Pouvez-vous transcrire à l'identique les lignes du matériau, depuis son tout début jusqu'à la ligne qui contient "section-title: 混合孢子悬浮液的制备 —", celle-ci incluse ?

^^^^^^^^

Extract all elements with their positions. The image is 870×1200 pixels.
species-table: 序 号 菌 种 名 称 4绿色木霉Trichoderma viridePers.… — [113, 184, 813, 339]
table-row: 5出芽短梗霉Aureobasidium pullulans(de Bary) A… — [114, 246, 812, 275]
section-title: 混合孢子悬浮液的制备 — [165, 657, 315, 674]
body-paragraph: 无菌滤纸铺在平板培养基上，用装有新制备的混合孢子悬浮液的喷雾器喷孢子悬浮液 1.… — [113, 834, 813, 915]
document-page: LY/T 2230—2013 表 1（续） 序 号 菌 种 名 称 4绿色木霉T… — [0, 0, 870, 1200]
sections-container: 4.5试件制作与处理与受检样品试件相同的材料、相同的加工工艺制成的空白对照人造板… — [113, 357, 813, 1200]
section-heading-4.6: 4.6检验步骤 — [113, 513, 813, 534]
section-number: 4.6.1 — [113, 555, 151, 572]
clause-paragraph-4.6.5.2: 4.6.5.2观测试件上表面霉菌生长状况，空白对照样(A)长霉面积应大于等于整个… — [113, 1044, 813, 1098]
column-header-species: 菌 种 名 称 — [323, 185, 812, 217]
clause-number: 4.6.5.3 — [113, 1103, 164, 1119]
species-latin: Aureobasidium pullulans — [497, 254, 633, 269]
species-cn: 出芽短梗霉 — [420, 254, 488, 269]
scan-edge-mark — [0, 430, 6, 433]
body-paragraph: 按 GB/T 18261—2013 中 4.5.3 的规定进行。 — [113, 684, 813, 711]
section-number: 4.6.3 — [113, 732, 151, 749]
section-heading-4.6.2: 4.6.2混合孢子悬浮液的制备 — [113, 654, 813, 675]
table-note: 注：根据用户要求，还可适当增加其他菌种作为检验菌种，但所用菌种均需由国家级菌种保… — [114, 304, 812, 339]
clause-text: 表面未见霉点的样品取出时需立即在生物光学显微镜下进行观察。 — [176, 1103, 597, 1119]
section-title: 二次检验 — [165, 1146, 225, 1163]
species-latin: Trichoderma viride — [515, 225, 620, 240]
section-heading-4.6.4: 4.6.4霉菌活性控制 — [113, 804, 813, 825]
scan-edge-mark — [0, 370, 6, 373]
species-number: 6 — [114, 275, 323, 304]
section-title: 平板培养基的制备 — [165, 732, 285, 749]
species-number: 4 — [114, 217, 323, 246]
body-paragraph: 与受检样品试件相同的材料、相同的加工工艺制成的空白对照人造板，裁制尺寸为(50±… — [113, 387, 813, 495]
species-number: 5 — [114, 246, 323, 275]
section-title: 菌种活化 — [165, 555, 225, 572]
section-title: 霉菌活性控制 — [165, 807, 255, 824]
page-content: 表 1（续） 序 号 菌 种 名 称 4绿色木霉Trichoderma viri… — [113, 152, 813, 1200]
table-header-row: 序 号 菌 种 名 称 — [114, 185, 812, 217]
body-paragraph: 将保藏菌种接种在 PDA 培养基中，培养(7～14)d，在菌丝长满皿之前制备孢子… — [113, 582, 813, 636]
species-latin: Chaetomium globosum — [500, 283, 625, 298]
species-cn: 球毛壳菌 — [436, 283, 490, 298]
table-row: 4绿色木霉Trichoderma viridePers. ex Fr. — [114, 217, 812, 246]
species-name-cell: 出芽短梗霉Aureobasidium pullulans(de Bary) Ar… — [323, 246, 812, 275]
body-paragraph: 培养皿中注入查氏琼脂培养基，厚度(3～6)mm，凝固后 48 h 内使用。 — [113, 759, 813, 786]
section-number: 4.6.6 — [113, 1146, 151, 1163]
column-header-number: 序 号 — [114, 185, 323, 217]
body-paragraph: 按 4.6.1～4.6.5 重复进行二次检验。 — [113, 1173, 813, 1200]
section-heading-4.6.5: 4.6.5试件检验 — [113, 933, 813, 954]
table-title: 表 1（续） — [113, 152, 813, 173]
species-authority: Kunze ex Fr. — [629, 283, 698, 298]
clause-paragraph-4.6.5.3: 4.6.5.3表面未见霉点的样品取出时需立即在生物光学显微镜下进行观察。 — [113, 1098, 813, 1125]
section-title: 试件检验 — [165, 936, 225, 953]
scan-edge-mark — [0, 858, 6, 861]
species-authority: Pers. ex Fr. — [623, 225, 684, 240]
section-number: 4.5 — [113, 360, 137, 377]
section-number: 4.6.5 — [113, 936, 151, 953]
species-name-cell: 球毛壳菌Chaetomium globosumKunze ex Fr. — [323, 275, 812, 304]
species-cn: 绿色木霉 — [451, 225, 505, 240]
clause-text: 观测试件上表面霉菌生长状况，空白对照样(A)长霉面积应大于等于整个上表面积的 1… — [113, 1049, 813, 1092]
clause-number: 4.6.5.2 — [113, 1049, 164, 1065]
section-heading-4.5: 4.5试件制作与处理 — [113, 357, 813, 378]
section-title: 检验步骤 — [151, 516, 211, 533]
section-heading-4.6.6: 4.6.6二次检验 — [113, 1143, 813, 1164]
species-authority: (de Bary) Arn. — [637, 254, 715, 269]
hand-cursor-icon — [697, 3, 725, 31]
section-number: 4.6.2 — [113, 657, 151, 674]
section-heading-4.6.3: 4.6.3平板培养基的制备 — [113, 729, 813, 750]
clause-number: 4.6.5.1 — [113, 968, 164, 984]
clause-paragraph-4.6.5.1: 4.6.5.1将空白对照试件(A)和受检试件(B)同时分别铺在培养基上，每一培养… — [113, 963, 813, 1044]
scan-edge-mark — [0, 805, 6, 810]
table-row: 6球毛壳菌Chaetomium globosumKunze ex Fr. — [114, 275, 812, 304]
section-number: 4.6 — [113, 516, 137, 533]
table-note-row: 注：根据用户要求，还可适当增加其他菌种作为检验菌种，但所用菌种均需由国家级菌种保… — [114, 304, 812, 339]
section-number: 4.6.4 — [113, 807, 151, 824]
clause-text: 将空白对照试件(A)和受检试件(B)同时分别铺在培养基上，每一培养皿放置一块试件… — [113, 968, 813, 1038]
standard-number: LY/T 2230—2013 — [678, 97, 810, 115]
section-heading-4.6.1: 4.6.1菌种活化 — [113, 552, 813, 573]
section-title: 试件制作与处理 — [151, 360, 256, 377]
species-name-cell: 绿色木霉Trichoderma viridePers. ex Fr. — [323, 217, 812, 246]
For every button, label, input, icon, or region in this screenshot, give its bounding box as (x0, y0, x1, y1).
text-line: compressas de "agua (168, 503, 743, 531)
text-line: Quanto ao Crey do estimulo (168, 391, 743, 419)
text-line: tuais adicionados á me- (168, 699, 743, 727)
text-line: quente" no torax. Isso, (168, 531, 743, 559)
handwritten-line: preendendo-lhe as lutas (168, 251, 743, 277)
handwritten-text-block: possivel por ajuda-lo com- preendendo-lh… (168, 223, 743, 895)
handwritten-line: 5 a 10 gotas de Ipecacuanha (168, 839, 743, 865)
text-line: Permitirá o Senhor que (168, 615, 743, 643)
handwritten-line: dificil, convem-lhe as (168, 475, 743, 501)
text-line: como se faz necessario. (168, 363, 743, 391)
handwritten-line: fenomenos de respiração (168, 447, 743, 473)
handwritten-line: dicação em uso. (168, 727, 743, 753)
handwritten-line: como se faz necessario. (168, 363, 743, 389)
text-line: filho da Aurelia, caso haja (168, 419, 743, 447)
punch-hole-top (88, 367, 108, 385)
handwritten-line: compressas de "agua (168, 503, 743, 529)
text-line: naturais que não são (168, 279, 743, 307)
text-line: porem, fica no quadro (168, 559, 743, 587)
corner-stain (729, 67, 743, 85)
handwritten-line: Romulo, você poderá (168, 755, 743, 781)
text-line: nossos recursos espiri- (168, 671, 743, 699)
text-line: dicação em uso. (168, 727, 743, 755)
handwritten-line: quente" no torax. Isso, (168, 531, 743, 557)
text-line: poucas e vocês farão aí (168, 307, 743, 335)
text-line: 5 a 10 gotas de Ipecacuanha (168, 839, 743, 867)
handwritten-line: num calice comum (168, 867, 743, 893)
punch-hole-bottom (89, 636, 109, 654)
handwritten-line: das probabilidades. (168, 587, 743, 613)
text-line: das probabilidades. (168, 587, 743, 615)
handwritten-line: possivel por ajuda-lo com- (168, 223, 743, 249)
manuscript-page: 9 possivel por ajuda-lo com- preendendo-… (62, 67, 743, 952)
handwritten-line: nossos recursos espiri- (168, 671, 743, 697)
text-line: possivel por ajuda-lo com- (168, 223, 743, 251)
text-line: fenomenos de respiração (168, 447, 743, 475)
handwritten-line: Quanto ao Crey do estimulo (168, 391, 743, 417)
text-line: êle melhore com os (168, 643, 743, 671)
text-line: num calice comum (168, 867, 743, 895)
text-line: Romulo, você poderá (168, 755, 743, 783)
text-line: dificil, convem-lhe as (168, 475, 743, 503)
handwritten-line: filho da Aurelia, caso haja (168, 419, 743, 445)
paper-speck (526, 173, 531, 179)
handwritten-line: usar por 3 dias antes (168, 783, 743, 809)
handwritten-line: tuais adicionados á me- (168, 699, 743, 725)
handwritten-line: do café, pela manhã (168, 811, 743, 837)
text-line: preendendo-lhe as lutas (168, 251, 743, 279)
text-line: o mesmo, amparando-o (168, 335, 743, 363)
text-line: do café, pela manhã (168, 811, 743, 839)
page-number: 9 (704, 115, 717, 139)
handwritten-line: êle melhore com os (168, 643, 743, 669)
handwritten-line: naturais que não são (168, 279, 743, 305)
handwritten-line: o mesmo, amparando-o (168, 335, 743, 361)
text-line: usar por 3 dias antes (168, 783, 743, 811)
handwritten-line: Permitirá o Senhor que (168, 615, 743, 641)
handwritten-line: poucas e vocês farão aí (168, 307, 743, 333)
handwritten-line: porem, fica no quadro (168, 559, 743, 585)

^^^^^^^^

* Résultat obtenu:
Extract all elements with their positions. The image is 870×1200 pixels.
species-table: 序 号 菌 种 名 称 4绿色木霉Trichoderma viridePers.… — [113, 184, 813, 339]
table-row: 5出芽短梗霉Aureobasidium pullulans(de Bary) A… — [114, 246, 812, 275]
section-title: 混合孢子悬浮液的制备 — [165, 657, 315, 674]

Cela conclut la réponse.